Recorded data
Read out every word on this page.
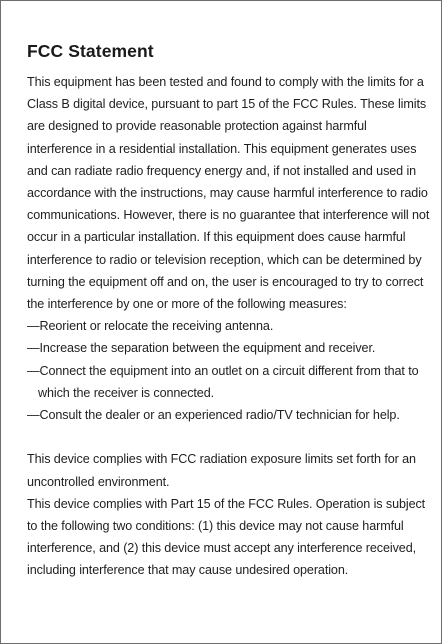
FCC Statement

This equipment has been tested and found to comply with the limits for a Class B digital device, pursuant to part 15 of the FCC Rules. These limits are designed to provide reasonable protection against harmful interference in a residential installation. This equipment generates uses and can radiate radio frequency energy and, if not installed and used in accordance with the instructions, may cause harmful interference to radio communications. However, there is no guarantee that interference will not occur in a particular installation. If this equipment does cause harmful interference to radio or television reception, which can be determined by turning the equipment off and on, the user is encouraged to try to correct the interference by one or more of the following measures:

—Reorient or relocate the receiving antenna.
—Increase the separation between the equipment and receiver.
—Connect the equipment into an outlet on a circuit different from that to which the receiver is connected.
—Consult the dealer or an experienced radio/TV technician for help.

This device complies with FCC radiation exposure limits set forth for an uncontrolled environment.

This device complies with Part 15 of the FCC Rules. Operation is subject to the following two conditions: (1) this device may not cause harmful interference, and (2) this device must accept any interference received, including interference that may cause undesired operation.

» **TASK DIRECTIONS**: Copy every line above word for word and exclude the pictures.

» **SOLVED EXERCISE**:
Read out every word on this page.
FCC Statement

This equipment has been tested and found to comply with the limits for a Class B digital device, pursuant to part 15 of the FCC Rules. These limits are designed to provide reasonable protection against harmful interference in a residential installation. This equipment generates uses and can radiate radio frequency energy and, if not installed and used in accordance with the instructions, may cause harmful interference to radio communications. However, there is no guarantee that interference will not occur in a particular installation. If this equipment does cause harmful interference to radio or television reception, which can be determined by turning the equipment off and on, the user is encouraged to try to correct the interference by one or more of the following measures:

—Reorient or relocate the receiving antenna.
—Increase the separation between the equipment and receiver.
—Connect the equipment into an outlet on a circuit different from that to which the receiver is connected.
—Consult the dealer or an experienced radio/TV technician for help.

This device complies with FCC radiation exposure limits set forth for an uncontrolled environment.

This device complies with Part 15 of the FCC Rules. Operation is subject to the following two conditions: (1) this device may not cause harmful interference, and (2) this device must accept any interference received, including interference that may cause undesired operation.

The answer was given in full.